Given task: Restate the full set of records exactly, without adding or dropping a word.

Data section:
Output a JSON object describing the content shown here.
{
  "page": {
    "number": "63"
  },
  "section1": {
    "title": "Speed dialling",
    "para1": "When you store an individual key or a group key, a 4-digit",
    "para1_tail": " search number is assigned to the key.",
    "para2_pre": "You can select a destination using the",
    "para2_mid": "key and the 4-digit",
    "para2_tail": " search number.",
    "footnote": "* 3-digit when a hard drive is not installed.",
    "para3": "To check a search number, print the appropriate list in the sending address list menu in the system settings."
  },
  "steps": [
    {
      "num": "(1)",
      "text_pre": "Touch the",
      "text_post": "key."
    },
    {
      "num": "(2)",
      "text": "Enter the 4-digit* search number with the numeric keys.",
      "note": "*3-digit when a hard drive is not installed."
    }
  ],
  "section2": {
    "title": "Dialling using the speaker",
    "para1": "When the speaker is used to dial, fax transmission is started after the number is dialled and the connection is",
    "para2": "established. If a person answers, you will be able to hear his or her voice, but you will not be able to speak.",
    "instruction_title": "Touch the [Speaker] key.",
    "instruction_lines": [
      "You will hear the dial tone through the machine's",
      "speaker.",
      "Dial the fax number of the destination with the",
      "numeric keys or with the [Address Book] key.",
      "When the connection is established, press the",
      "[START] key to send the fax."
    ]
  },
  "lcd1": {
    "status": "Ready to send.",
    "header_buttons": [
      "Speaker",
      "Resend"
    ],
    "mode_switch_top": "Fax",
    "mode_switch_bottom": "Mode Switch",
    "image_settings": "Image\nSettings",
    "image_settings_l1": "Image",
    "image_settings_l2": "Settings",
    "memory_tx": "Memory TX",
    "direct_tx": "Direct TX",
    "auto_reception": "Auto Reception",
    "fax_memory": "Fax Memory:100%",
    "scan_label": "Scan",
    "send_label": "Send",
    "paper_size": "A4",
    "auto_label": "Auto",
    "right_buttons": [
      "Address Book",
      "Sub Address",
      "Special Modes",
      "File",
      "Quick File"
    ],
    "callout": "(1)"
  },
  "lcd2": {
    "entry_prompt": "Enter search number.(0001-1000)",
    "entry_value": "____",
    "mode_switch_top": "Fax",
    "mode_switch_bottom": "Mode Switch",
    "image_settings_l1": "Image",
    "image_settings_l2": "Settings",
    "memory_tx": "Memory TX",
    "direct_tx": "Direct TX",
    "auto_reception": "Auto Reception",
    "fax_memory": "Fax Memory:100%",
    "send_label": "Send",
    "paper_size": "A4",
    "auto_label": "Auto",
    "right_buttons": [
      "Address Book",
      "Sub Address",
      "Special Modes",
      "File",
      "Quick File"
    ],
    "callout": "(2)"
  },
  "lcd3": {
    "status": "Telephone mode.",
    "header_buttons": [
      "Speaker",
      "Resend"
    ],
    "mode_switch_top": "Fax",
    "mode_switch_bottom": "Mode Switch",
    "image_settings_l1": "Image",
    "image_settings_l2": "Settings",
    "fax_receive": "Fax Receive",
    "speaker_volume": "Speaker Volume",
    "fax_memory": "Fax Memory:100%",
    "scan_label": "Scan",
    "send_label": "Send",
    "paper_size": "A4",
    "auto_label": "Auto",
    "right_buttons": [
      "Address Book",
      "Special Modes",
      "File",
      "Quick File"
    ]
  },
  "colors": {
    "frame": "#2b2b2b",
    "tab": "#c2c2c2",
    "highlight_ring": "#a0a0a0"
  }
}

Answer to the task:
Output a JSON object describing the content shown here.
{
  "page": {
    "number": "63"
  },
  "section1": {
    "title": "Speed dialling",
    "para1": "When you store an individual key or a group key, a 4-digit",
    "para1_tail": " search number is assigned to the key.",
    "para2_pre": "You can select a destination using the",
    "para2_mid": "key and the 4-digit",
    "para2_tail": " search number.",
    "footnote": "* 3-digit when a hard drive is not installed.",
    "para3": "To check a search number, print the appropriate list in the sending address list menu in the system settings."
  },
  "steps": [
    {
      "num": "(1)",
      "text_pre": "Touch the",
      "text_post": "key."
    },
    {
      "num": "(2)",
      "text": "Enter the 4-digit* search number with the numeric keys.",
      "note": "*3-digit when a hard drive is not installed."
    }
  ],
  "section2": {
    "title": "Dialling using the speaker",
    "para1": "When the speaker is used to dial, fax transmission is started after the number is dialled and the connection is",
    "para2": "established. If a person answers, you will be able to hear his or her voice, but you will not be able to speak.",
    "instruction_title": "Touch the [Speaker] key.",
    "instruction_lines": [
      "You will hear the dial tone through the machine's",
      "speaker.",
      "Dial the fax number of the destination with the",
      "numeric keys or with the [Address Book] key.",
      "When the connection is established, press the",
      "[START] key to send the fax."
    ]
  },
  "lcd1": {
    "status": "Ready to send.",
    "header_buttons": [
      "Speaker",
      "Resend"
    ],
    "mode_switch_top": "Fax",
    "mode_switch_bottom": "Mode Switch",
    "image_settings": "Image\nSettings",
    "image_settings_l1": "Image",
    "image_settings_l2": "Settings",
    "memory_tx": "Memory TX",
    "direct_tx": "Direct TX",
    "auto_reception": "Auto Reception",
    "fax_memory": "Fax Memory:100%",
    "scan_label": "Scan",
    "send_label": "Send",
    "paper_size": "A4",
    "auto_label": "Auto",
    "right_buttons": [
      "Address Book",
      "Sub Address",
      "Special Modes",
      "File",
      "Quick File"
    ],
    "callout": "(1)"
  },
  "lcd2": {
    "entry_prompt": "Enter search number.(0001-1000)",
    "entry_value": "____",
    "mode_switch_top": "Fax",
    "mode_switch_bottom": "Mode Switch",
    "image_settings_l1": "Image",
    "image_settings_l2": "Settings",
    "memory_tx": "Memory TX",
    "direct_tx": "Direct TX",
    "auto_reception": "Auto Reception",
    "fax_memory": "Fax Memory:100%",
    "send_label": "Send",
    "paper_size": "A4",
    "auto_label": "Auto",
    "right_buttons": [
      "Address Book",
      "Sub Address",
      "Special Modes",
      "File",
      "Quick File"
    ],
    "callout": "(2)"
  },
  "lcd3": {
    "status": "Telephone mode.",
    "header_buttons": [
      "Speaker",
      "Resend"
    ],
    "mode_switch_top": "Fax",
    "mode_switch_bottom": "Mode Switch",
    "image_settings_l1": "Image",
    "image_settings_l2": "Settings",
    "fax_receive": "Fax Receive",
    "speaker_volume": "Speaker Volume",
    "fax_memory": "Fax Memory:100%",
    "scan_label": "Scan",
    "send_label": "Send",
    "paper_size": "A4",
    "auto_label": "Auto",
    "right_buttons": [
      "Address Book",
      "Special Modes",
      "File",
      "Quick File"
    ]
  },
  "colors": {
    "frame": "#2b2b2b",
    "tab": "#c2c2c2",
    "highlight_ring": "#a0a0a0"
  }
}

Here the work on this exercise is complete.